> [Task instructions]: Copy out each line of the data holding "dimension".

Stored data
────────────────

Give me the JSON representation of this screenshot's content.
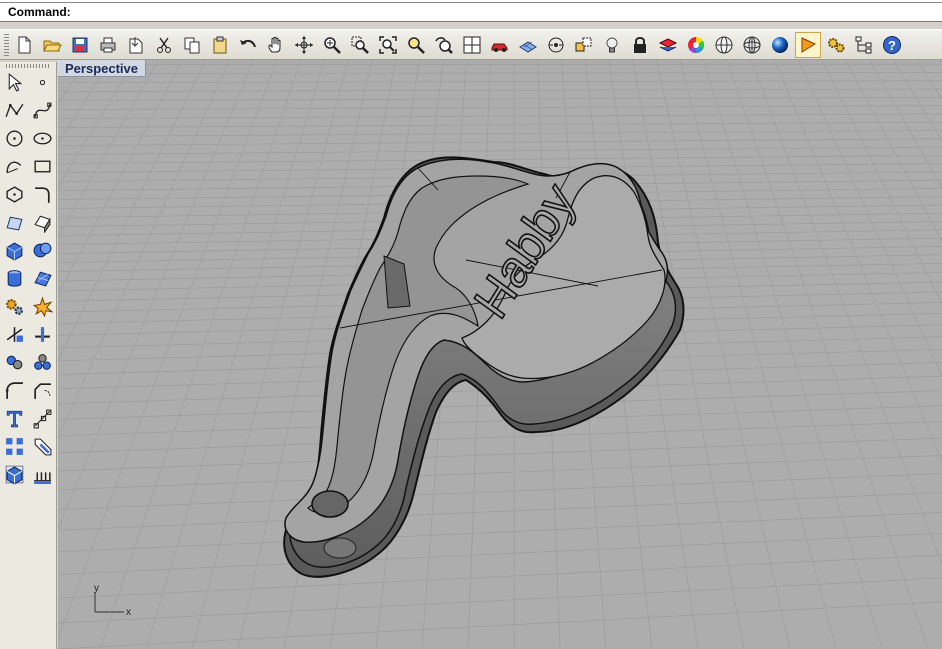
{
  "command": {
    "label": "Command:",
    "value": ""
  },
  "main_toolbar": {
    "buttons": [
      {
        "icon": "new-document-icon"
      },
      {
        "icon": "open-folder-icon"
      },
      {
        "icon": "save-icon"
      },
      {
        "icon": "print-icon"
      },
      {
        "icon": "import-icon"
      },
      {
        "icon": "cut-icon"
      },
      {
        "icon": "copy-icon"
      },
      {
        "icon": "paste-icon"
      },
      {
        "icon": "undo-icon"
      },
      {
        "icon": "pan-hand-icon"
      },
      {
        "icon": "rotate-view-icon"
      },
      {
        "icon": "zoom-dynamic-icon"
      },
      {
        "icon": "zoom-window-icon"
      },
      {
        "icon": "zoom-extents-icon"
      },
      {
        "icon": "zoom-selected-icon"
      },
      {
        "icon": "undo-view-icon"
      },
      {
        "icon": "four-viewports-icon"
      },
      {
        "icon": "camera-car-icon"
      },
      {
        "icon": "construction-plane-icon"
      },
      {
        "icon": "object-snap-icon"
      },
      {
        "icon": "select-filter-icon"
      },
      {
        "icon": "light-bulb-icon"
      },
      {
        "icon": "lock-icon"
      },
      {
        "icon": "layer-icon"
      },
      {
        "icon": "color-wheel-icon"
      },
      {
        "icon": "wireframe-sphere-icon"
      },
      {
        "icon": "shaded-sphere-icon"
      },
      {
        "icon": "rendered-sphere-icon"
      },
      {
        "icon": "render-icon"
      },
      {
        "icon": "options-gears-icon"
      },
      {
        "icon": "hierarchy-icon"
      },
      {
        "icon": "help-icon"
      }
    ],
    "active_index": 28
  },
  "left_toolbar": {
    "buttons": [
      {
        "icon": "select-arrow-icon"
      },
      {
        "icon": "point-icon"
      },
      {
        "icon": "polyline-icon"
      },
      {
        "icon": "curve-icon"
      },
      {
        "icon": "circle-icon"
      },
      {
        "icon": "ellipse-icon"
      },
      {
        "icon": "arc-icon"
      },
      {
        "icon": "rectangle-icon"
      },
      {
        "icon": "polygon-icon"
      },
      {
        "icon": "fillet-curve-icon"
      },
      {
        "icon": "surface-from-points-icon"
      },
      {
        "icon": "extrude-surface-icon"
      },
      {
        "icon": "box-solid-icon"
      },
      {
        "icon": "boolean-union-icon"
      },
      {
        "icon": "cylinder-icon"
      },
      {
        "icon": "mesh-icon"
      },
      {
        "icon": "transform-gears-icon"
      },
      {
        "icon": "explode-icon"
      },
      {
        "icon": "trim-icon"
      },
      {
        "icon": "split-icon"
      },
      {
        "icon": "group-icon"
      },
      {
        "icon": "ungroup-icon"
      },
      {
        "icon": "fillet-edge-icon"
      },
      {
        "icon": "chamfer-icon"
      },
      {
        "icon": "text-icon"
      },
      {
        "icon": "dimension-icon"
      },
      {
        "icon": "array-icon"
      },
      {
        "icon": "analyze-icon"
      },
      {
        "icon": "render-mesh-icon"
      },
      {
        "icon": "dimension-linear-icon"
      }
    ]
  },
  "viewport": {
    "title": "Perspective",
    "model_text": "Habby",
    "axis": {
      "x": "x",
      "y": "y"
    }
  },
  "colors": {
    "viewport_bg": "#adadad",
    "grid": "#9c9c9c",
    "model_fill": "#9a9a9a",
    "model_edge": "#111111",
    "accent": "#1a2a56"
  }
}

────────────────

> [Task result]:
        "icon": "dimension-icon"
        "icon": "dimension-linear-icon"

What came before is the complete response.